● Written request: Copy all lines below containing "MEDIANA".
[Provided entries start]
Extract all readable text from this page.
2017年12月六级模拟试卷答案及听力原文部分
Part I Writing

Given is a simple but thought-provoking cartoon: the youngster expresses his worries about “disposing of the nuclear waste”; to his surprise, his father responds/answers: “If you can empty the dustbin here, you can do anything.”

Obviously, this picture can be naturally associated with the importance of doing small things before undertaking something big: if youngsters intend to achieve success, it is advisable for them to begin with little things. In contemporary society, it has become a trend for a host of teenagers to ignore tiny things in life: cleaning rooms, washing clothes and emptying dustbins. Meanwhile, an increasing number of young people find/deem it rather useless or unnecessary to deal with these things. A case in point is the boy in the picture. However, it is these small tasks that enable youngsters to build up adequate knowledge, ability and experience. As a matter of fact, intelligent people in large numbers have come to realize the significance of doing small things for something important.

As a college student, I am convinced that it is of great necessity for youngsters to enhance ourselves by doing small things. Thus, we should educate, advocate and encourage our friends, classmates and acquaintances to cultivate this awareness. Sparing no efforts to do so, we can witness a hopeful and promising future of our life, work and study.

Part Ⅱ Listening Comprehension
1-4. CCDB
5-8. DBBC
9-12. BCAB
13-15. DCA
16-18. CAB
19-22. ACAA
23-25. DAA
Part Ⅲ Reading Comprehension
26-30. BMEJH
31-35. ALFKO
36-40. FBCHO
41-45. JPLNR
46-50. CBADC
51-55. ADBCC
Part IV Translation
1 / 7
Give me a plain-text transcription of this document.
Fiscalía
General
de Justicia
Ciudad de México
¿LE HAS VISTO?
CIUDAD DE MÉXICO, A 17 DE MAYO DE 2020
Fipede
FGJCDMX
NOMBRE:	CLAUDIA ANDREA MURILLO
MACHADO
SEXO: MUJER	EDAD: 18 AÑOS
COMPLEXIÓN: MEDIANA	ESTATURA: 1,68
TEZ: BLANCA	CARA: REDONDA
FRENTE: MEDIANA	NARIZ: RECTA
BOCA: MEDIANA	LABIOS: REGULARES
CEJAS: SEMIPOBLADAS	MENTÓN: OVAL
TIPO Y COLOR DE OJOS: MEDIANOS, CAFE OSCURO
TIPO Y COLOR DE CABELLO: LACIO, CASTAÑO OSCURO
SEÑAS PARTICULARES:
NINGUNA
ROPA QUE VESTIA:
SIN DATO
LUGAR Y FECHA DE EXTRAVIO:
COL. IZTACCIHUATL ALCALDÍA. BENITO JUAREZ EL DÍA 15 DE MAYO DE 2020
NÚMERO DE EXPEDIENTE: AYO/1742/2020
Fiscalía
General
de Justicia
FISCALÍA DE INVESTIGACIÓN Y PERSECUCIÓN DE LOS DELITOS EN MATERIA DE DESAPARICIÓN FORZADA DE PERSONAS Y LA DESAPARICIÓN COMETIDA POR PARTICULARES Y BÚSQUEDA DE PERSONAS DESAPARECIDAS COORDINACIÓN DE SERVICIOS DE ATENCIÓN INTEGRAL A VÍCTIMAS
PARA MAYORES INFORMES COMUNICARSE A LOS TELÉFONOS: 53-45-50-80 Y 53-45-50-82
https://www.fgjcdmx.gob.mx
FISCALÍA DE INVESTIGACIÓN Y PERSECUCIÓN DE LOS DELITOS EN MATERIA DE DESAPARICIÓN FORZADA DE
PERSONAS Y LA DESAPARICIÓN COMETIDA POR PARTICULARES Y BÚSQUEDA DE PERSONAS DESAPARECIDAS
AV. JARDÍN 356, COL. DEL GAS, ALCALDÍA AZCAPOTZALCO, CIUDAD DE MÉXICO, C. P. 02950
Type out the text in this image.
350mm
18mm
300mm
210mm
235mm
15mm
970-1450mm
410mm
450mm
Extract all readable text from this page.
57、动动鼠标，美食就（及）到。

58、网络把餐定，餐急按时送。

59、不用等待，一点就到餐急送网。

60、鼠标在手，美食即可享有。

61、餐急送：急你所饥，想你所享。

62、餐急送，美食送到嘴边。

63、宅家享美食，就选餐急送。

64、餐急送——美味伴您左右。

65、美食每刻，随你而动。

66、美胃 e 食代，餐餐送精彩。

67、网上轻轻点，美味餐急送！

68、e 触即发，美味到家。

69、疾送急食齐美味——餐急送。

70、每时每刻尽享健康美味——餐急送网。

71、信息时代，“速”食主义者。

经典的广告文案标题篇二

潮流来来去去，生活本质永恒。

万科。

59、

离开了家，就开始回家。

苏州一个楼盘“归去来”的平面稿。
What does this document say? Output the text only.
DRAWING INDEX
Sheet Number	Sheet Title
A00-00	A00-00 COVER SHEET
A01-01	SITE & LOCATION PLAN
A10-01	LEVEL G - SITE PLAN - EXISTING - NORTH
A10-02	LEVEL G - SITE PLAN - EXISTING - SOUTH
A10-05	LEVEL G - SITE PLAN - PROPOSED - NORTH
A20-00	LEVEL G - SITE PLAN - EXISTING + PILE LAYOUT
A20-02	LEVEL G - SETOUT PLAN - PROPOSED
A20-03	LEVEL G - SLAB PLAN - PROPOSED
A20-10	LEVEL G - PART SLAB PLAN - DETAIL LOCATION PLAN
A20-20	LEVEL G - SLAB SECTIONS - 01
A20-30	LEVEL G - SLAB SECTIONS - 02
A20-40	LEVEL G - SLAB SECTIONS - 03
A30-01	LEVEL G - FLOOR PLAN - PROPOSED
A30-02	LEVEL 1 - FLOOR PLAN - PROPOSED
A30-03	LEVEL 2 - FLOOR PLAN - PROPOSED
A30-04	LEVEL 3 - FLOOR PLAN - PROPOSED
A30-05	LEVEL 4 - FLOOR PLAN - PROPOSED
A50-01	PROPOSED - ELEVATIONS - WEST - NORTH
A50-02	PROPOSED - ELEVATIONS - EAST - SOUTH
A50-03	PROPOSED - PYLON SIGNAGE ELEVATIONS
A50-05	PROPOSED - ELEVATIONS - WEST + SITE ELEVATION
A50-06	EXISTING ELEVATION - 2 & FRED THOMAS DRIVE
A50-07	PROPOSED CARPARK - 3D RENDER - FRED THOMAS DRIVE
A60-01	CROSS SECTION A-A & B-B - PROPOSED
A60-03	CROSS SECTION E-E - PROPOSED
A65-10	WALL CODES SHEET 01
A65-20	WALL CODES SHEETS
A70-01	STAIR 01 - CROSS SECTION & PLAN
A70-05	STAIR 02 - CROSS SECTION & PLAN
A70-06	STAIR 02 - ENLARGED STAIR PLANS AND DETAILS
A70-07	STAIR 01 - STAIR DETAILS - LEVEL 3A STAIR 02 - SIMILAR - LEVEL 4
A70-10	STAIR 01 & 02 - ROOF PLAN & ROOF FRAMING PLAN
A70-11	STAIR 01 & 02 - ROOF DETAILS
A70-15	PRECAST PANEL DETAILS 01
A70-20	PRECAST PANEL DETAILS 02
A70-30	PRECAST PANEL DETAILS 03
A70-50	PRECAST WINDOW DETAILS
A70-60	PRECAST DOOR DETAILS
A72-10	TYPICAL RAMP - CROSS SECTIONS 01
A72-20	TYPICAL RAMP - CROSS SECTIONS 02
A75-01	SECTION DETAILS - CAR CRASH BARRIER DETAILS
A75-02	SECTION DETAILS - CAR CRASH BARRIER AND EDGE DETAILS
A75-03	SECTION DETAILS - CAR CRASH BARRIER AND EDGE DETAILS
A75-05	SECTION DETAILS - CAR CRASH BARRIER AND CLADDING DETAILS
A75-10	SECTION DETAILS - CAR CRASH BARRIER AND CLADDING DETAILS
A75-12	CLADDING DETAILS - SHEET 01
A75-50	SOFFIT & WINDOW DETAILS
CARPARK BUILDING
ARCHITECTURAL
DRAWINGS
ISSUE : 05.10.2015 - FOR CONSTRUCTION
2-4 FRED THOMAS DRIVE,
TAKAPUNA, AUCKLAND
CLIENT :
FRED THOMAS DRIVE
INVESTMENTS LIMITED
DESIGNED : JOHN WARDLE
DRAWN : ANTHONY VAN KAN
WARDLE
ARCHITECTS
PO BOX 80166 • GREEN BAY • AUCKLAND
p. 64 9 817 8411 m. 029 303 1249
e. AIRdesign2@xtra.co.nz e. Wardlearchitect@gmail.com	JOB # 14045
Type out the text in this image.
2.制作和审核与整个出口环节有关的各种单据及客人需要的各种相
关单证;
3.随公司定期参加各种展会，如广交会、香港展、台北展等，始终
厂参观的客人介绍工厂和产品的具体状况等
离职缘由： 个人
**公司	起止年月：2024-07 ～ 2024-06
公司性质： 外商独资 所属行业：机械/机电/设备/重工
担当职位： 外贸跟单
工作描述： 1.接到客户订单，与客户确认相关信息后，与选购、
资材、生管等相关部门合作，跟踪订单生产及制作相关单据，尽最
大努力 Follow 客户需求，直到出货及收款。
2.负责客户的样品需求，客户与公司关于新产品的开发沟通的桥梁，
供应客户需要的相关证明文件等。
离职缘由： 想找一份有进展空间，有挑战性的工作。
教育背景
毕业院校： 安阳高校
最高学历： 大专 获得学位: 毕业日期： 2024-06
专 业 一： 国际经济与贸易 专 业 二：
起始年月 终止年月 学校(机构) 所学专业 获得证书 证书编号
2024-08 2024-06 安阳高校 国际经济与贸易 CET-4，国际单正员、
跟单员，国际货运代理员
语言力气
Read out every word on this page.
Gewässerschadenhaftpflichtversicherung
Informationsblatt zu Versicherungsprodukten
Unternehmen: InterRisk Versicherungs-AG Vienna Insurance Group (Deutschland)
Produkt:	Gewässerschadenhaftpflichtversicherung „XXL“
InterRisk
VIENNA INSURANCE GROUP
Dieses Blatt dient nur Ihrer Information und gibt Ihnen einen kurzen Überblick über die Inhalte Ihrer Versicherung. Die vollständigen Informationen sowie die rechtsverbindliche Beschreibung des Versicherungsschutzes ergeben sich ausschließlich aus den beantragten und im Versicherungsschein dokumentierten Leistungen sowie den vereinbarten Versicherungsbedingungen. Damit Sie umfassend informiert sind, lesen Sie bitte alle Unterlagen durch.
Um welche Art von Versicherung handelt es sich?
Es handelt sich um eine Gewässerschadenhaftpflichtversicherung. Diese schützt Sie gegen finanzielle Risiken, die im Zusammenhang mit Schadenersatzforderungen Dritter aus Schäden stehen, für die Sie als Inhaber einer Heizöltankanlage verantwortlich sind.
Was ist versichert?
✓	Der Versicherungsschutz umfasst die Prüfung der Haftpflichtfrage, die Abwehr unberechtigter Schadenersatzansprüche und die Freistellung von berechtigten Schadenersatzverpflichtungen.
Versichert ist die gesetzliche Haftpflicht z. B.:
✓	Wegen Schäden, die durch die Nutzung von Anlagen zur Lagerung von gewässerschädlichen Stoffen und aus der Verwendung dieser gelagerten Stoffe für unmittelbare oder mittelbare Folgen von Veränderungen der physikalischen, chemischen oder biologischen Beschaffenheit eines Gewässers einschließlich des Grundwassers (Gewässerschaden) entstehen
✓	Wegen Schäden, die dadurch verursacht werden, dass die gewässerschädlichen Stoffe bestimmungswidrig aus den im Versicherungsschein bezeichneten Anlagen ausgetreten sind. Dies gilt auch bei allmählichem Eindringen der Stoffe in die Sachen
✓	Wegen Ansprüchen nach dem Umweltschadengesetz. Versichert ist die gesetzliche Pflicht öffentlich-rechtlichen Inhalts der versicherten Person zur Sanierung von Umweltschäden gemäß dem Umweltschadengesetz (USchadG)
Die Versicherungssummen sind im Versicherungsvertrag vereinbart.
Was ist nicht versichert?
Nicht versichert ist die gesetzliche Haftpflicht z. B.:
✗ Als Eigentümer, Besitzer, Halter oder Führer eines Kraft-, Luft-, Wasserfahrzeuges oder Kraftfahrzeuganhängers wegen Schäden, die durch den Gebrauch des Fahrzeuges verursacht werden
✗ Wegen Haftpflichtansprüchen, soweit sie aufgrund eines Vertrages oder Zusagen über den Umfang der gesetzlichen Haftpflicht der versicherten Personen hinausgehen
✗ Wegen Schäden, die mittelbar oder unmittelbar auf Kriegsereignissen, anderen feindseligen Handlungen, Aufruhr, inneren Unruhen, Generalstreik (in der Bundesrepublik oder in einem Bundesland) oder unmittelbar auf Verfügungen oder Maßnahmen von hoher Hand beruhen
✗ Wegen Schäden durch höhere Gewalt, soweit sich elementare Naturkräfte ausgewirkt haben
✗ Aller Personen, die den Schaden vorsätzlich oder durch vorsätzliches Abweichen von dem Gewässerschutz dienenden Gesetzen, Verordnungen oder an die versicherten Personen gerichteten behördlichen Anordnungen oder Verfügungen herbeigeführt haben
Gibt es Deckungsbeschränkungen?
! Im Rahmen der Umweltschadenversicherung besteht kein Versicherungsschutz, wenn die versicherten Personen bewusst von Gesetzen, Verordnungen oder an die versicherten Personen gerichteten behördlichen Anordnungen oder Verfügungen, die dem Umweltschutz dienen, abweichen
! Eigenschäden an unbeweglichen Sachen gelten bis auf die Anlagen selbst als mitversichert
[Provided entries end]
● Response:
COMPLEXIÓN: MEDIANA	ESTATURA: 1,68
FRENTE: MEDIANA	NARIZ: RECTA
BOCA: MEDIANA	LABIOS: REGULARES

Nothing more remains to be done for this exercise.